Aim of the exercise: Pick out every line holding the string "this" and copy it.

Items from a dataset:
━━━━
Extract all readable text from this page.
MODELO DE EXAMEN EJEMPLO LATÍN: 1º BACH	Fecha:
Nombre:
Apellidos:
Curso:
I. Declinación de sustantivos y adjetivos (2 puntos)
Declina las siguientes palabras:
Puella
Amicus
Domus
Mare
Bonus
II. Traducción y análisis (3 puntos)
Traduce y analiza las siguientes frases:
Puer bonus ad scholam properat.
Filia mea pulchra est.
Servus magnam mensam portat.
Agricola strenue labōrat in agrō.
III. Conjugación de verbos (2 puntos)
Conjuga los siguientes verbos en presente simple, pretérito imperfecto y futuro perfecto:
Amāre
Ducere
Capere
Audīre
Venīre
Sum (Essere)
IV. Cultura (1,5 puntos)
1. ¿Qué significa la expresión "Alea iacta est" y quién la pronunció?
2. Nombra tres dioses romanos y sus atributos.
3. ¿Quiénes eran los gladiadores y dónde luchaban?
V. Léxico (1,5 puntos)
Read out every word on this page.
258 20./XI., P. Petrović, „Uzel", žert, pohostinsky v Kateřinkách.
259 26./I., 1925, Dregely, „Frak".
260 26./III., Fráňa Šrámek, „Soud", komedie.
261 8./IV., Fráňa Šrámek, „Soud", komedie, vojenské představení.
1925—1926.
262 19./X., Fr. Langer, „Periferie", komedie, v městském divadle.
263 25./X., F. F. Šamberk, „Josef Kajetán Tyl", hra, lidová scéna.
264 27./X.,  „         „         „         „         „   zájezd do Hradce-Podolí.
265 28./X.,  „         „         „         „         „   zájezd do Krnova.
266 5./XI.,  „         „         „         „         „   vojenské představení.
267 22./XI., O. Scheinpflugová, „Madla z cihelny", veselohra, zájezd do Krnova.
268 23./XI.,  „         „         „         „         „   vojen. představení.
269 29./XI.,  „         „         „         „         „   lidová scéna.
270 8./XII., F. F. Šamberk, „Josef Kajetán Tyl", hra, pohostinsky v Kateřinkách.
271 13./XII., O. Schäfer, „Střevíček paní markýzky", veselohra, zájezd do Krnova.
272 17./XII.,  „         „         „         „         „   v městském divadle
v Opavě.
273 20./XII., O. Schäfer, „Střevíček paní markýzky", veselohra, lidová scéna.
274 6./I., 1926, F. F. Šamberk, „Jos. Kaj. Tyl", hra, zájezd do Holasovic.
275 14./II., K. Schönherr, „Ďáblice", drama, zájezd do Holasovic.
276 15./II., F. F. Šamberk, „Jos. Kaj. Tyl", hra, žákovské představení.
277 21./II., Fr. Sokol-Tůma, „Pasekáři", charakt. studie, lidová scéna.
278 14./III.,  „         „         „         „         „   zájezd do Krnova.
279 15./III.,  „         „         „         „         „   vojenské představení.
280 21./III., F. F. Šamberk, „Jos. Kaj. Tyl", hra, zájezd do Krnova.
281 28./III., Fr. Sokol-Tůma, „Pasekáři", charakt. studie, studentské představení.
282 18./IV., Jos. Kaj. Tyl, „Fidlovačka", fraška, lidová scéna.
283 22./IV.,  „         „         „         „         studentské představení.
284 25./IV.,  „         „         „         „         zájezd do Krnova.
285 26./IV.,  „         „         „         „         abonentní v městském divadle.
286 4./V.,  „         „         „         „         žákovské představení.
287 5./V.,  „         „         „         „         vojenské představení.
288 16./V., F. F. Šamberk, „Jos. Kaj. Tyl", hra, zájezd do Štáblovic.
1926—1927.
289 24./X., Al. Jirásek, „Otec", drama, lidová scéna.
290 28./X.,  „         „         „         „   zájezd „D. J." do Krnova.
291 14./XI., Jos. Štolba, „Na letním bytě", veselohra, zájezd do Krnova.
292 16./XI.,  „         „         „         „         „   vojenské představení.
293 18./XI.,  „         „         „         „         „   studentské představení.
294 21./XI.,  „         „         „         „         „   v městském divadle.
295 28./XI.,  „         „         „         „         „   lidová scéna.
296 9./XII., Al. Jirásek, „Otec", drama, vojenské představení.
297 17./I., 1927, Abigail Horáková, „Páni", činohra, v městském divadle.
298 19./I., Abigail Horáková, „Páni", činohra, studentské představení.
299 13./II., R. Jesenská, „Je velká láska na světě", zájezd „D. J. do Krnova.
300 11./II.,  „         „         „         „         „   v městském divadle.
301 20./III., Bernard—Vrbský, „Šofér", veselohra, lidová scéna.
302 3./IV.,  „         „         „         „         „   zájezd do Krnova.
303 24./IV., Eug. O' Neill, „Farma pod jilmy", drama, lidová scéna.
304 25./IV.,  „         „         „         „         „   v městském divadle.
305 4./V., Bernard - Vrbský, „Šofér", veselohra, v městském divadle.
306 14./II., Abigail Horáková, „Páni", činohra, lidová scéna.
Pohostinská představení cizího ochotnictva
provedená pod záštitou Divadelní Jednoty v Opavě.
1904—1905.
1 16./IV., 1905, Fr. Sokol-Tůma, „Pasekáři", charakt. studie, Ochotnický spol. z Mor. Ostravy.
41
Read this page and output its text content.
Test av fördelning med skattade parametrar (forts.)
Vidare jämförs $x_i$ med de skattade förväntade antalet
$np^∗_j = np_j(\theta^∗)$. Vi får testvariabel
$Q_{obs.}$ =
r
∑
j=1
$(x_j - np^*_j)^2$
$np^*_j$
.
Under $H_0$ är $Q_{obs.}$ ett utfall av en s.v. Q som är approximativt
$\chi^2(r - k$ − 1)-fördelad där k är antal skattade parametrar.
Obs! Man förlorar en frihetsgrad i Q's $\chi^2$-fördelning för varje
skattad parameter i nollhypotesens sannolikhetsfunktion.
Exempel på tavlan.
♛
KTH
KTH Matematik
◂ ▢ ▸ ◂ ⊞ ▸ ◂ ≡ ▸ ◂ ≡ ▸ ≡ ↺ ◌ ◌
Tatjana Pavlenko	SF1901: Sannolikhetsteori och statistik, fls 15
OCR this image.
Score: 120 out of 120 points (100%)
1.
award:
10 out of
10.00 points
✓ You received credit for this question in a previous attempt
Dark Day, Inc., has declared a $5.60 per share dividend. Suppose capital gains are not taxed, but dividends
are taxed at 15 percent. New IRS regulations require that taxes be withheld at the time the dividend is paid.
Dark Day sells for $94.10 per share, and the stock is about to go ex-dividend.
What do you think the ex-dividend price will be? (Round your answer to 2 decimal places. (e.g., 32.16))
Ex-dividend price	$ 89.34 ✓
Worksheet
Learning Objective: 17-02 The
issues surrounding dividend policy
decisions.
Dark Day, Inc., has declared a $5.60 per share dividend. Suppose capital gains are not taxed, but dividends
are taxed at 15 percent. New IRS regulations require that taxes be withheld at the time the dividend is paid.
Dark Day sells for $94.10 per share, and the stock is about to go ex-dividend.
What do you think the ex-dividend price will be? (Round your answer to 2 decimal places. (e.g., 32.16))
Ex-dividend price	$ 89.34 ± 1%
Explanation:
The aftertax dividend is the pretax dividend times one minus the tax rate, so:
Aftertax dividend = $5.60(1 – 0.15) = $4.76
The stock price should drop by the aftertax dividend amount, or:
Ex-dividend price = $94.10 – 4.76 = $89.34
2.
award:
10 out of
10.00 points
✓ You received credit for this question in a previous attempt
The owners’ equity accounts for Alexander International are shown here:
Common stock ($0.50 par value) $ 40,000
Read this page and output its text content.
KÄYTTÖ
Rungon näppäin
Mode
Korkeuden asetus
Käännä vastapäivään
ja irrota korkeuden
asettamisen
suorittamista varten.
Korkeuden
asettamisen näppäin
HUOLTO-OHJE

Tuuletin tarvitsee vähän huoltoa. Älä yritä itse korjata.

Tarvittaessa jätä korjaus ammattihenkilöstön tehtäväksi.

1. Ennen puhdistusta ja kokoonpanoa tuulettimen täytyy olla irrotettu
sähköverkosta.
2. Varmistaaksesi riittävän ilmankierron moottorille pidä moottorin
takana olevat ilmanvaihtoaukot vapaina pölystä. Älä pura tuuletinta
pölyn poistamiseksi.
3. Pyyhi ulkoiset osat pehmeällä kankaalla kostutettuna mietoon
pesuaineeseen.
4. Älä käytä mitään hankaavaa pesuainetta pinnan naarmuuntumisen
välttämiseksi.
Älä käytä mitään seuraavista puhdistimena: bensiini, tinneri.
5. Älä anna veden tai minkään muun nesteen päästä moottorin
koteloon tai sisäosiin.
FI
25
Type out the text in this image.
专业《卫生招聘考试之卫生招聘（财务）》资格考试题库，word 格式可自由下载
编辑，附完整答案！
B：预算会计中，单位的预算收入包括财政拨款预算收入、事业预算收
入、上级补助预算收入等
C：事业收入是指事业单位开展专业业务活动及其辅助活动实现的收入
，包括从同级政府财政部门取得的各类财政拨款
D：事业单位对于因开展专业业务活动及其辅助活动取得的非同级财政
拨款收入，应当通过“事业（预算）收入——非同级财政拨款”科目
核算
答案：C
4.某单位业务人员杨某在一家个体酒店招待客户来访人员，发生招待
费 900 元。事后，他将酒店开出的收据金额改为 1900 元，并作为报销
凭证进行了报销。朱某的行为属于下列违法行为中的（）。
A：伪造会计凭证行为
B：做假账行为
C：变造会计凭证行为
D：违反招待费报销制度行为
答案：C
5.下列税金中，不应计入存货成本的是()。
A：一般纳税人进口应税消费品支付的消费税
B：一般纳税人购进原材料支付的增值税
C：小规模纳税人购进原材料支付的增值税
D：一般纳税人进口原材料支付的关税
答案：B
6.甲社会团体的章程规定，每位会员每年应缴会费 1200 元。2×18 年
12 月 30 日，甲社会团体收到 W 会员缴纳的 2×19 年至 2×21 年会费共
━━━━
Task response:
Extract all readable text from this page.
Read out every word on this page.
Read this page and output its text content.
OCR this image.
✓ You received credit for this question in a previous attempt
✓ You received credit for this question in a previous attempt
Read this page and output its text content.
Type out the text in this image.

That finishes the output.